> **The problem**: Please determine how many lines of the material include the word "label", and respond with nothing but that number.

Saved data entries
------
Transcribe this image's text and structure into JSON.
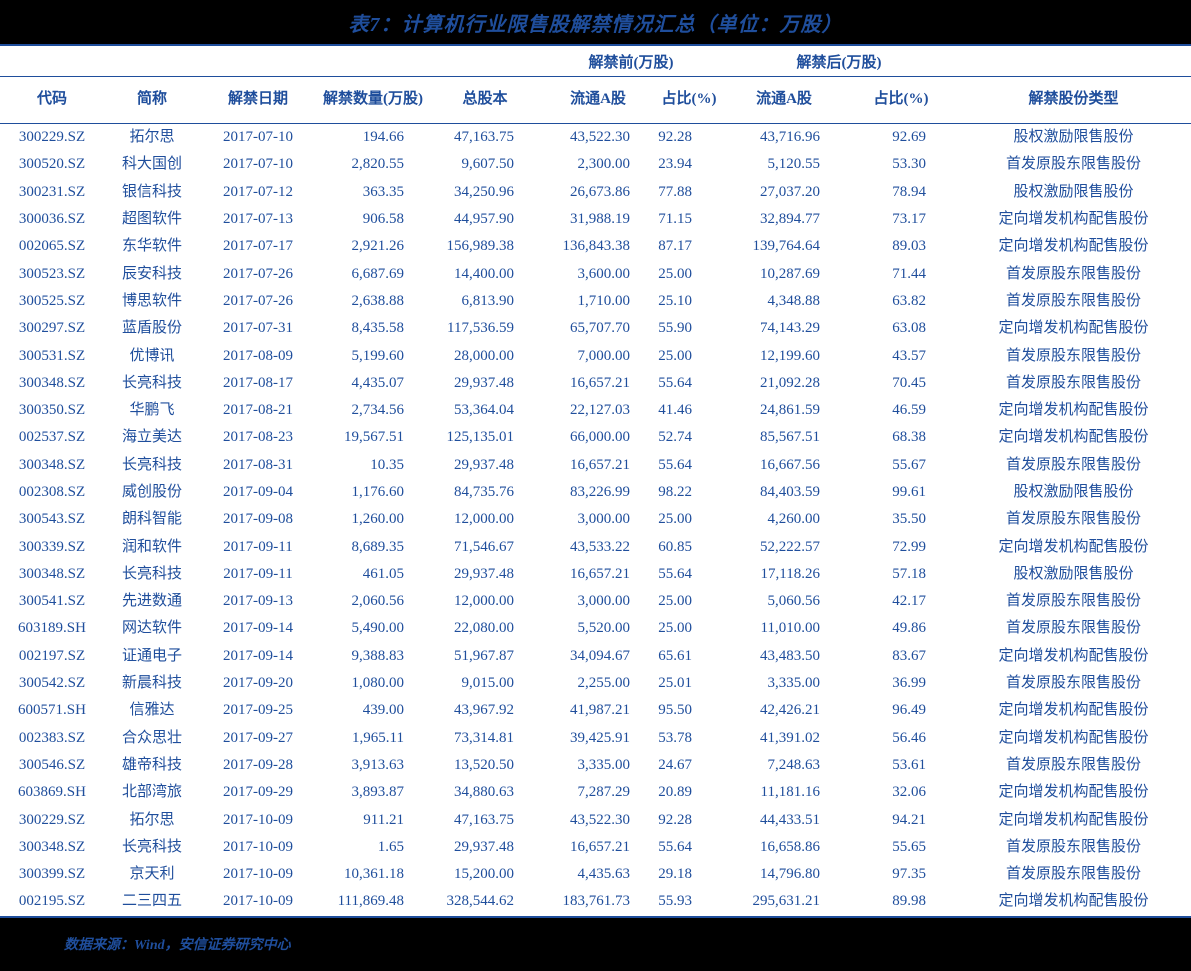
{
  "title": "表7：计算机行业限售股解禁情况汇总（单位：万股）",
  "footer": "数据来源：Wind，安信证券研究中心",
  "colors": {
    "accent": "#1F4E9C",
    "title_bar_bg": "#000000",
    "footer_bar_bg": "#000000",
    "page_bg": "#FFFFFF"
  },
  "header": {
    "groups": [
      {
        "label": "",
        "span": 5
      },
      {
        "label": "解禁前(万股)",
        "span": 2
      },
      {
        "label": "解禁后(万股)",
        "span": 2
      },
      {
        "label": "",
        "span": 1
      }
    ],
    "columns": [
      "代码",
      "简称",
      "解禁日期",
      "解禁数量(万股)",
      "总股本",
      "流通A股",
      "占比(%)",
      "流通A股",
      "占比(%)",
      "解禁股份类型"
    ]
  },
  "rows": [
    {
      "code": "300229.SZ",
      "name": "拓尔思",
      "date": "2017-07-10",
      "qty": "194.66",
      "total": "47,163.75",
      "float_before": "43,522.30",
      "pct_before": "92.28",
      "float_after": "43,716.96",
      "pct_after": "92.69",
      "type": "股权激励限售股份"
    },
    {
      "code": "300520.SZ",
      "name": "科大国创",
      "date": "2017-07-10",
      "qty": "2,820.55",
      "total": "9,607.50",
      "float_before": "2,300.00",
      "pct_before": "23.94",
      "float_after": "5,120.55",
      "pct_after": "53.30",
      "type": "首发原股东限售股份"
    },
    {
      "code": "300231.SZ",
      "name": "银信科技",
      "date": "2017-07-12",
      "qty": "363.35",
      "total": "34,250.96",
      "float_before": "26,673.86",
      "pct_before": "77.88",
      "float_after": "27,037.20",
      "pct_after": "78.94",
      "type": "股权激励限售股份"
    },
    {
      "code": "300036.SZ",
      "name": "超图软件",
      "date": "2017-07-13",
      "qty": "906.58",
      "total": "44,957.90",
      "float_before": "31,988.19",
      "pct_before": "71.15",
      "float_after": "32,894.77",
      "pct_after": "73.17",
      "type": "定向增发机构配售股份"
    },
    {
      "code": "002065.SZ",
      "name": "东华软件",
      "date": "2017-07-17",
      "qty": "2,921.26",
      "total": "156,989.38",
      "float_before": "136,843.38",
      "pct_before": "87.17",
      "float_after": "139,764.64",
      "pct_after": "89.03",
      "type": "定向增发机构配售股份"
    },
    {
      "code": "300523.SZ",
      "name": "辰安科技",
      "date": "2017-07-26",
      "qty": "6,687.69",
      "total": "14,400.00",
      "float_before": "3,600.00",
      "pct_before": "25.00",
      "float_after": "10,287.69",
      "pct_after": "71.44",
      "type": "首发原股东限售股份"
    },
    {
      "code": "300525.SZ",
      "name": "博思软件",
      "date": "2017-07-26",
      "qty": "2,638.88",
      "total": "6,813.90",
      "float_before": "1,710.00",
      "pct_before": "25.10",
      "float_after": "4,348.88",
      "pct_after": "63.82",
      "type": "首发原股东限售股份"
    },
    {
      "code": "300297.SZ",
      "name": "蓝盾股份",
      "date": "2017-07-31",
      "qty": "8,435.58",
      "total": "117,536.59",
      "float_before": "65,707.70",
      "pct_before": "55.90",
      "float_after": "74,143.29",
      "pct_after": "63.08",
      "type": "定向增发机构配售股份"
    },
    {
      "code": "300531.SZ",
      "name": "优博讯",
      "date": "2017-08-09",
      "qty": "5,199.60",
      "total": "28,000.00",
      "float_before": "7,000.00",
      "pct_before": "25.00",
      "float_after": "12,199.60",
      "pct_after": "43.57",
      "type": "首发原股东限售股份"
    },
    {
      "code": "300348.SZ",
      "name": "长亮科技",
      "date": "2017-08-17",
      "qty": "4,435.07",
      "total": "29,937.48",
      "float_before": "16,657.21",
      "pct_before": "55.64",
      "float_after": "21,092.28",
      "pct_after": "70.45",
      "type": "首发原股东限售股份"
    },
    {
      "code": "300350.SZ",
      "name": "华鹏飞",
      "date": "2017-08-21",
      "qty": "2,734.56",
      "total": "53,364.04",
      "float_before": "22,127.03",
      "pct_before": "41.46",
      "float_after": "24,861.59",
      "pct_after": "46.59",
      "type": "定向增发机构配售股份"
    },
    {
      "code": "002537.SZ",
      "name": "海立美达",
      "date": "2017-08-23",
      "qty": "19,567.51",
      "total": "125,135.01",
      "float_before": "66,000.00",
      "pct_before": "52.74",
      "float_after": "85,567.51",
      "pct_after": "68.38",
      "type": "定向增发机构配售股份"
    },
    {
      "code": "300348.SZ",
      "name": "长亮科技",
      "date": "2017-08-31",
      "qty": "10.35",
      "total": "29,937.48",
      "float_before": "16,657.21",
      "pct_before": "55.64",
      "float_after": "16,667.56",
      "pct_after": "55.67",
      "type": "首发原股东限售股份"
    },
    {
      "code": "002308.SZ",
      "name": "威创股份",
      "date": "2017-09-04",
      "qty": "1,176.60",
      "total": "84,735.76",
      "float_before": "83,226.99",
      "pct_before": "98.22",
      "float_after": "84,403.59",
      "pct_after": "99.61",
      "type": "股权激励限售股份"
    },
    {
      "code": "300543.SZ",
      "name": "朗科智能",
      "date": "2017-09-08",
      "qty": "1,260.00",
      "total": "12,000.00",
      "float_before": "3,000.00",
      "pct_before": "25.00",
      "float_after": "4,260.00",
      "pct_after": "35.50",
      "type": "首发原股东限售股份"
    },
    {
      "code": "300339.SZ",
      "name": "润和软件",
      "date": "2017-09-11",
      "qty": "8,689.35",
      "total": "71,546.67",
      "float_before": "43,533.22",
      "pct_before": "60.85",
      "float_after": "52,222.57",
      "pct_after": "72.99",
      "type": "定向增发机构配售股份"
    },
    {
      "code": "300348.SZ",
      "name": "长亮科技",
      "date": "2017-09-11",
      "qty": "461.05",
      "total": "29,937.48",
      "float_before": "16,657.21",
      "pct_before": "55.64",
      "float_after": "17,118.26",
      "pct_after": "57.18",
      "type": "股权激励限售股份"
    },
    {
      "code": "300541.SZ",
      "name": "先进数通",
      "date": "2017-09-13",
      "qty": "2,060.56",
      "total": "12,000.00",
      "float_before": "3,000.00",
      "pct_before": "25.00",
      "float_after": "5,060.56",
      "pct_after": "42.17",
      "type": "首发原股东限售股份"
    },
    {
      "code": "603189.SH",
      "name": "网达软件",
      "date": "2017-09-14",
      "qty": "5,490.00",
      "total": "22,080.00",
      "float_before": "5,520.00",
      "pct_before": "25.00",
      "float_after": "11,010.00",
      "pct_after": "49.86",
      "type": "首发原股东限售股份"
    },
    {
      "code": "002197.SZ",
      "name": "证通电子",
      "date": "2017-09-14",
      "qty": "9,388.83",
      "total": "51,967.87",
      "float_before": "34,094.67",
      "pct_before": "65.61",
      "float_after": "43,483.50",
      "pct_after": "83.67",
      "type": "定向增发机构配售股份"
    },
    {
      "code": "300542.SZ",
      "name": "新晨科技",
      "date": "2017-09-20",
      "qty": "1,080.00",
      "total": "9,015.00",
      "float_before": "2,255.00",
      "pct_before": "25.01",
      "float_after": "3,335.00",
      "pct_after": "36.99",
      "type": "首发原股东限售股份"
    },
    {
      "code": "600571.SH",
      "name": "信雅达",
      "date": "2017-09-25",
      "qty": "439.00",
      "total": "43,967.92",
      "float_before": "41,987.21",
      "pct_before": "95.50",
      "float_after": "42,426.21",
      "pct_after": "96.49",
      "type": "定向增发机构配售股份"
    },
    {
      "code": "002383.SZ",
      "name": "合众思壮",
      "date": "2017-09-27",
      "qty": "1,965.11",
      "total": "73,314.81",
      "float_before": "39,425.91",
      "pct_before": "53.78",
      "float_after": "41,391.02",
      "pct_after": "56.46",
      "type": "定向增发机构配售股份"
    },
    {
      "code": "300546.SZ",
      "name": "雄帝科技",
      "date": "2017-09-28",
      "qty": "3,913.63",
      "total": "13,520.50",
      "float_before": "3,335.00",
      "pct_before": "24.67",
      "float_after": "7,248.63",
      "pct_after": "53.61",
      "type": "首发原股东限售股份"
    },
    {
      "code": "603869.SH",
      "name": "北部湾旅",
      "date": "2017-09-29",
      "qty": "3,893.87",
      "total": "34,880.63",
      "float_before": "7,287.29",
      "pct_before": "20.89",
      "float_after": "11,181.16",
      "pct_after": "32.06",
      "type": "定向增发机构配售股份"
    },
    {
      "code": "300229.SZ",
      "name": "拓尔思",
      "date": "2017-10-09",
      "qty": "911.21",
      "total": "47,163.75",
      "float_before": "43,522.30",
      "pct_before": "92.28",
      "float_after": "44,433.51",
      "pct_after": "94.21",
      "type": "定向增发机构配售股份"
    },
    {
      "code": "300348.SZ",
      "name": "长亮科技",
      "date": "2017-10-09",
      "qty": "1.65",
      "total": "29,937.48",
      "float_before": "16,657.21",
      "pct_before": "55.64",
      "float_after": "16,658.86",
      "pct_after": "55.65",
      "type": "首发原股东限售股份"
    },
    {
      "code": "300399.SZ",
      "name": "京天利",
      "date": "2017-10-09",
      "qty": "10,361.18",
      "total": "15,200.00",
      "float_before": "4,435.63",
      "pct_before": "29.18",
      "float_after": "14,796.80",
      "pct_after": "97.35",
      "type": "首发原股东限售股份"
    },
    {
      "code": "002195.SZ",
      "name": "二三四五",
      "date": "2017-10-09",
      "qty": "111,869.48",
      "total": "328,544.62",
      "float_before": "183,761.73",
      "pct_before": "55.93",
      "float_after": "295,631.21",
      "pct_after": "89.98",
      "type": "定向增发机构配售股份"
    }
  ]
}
------
> **Correct output**: 4